Required work ->
For every line in the data below that contains "кроме", copy the line.

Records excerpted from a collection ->
:::

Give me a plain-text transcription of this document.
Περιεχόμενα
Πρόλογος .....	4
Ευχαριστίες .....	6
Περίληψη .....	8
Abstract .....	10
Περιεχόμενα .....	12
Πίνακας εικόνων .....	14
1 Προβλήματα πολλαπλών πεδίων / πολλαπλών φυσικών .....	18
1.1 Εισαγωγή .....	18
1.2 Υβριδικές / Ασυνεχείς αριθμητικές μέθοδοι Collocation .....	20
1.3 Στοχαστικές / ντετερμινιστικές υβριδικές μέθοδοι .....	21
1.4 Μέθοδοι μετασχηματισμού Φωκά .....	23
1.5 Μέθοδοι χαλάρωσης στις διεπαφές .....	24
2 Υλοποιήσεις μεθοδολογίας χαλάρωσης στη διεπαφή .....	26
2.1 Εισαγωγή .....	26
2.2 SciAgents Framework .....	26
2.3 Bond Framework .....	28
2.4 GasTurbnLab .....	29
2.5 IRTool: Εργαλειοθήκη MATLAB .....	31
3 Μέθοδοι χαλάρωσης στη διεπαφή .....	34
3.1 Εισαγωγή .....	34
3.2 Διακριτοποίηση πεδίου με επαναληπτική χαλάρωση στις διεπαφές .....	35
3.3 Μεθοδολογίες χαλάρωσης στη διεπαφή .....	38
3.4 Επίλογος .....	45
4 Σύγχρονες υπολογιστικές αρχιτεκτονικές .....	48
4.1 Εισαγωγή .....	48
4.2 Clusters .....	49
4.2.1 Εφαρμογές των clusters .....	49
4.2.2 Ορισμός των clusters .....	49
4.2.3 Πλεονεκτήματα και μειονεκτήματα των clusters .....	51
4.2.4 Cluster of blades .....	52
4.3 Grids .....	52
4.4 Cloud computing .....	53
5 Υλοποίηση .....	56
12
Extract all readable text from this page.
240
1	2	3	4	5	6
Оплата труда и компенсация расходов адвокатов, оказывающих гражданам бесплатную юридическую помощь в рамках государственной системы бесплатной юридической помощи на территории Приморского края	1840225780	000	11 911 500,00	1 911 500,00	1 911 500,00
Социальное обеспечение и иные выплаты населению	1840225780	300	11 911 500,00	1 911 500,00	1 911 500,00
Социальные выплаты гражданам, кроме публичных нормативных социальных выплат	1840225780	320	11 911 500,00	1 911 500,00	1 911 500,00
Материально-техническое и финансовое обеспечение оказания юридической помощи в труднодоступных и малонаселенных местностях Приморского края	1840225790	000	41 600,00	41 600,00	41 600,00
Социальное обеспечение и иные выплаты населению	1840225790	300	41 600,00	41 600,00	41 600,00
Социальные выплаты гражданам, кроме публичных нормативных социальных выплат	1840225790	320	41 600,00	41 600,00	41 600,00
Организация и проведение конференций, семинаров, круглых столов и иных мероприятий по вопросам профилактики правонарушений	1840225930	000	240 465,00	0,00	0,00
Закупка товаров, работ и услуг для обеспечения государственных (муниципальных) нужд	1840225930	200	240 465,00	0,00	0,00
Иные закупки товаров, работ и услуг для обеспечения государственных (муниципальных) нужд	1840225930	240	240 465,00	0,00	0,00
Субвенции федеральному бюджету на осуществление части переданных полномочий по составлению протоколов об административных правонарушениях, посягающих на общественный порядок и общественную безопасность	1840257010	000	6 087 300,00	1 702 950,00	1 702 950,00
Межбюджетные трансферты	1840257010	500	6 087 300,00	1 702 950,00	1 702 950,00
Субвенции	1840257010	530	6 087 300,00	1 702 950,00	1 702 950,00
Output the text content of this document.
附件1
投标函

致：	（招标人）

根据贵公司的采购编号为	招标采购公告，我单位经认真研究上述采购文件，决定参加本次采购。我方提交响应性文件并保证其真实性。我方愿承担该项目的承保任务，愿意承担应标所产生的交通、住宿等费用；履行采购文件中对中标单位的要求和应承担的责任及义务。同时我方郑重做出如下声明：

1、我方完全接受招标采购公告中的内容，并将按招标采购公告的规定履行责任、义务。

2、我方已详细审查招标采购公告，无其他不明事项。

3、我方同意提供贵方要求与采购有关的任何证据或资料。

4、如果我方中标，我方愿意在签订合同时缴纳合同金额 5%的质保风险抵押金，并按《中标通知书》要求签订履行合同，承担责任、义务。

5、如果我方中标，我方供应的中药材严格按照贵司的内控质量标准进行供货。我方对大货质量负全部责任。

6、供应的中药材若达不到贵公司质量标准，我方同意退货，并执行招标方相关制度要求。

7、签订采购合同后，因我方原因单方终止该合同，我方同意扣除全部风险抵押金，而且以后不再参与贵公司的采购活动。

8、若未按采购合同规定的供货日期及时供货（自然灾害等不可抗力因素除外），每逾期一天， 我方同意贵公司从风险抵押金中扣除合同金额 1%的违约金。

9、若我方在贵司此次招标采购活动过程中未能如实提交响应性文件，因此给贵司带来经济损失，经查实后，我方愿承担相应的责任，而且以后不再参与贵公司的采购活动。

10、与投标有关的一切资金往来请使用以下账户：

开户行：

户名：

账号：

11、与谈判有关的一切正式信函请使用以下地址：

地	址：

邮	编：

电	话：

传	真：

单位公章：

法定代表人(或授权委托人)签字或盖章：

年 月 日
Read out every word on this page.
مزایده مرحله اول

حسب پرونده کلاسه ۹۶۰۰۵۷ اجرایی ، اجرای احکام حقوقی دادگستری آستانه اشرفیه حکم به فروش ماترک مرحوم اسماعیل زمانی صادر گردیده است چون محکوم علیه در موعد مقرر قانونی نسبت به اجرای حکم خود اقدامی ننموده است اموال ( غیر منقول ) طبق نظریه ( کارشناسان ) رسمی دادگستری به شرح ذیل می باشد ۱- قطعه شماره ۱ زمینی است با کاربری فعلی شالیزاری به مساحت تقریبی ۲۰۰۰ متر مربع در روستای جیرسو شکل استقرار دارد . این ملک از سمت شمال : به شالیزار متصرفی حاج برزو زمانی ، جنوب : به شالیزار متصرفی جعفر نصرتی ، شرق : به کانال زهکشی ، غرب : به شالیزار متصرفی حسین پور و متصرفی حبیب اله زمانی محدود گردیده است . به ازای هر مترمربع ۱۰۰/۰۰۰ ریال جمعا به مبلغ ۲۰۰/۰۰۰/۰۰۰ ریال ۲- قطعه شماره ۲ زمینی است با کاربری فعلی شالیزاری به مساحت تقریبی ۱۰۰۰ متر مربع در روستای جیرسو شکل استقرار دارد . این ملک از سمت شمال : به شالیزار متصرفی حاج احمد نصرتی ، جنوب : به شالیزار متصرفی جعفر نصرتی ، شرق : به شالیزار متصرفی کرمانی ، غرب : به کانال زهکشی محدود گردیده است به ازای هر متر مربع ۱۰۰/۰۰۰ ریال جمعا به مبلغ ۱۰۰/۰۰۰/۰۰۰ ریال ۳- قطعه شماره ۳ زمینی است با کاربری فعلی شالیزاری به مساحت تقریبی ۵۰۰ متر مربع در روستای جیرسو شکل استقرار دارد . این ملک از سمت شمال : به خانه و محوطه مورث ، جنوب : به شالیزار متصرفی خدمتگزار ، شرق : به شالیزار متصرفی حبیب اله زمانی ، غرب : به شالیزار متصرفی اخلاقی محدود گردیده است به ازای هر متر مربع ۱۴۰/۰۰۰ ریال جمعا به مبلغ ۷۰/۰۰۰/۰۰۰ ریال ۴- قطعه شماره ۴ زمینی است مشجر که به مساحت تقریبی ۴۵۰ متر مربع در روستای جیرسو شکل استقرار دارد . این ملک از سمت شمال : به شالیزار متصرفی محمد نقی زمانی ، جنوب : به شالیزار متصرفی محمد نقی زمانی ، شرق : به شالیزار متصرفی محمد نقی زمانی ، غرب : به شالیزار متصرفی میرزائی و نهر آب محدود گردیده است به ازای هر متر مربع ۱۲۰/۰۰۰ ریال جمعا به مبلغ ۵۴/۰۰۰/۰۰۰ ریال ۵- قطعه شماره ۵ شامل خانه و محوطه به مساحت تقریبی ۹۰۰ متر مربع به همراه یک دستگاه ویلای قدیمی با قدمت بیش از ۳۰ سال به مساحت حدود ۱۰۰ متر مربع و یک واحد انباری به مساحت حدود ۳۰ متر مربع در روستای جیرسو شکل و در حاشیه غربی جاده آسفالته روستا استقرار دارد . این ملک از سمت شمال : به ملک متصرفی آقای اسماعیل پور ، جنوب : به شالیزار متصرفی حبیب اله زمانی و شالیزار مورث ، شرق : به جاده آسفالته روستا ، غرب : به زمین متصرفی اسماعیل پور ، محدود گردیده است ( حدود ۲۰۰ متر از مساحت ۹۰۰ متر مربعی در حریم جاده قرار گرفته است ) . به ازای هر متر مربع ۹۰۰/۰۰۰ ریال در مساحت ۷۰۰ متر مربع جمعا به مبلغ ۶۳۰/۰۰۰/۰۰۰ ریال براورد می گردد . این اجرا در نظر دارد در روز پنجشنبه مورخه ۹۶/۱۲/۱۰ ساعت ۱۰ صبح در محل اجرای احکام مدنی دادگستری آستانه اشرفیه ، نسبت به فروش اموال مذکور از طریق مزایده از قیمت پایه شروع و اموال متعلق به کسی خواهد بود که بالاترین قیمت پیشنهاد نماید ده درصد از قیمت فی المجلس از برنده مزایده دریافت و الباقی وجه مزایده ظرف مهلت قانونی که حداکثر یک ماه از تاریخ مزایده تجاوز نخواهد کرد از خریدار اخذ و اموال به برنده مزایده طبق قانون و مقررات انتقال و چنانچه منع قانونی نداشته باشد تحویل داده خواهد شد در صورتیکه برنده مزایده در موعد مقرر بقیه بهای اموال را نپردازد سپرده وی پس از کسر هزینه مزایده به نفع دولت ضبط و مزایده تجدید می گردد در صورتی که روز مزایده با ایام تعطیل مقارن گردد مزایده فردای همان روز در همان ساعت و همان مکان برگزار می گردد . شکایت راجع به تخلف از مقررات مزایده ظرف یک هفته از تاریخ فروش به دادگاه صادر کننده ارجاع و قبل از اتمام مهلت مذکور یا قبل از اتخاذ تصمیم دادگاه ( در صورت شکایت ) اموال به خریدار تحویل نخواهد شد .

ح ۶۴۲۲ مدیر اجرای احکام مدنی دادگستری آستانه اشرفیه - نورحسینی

:::

Solution to this problem ->
Социальные выплаты гражданам, кроме публичных нормативных социальных выплат	1840225780	320	11 911 500,00	1 911 500,00	1 911 500,00
Социальные выплаты гражданам, кроме публичных нормативных социальных выплат	1840225790	320	41 600,00	41 600,00	41 600,00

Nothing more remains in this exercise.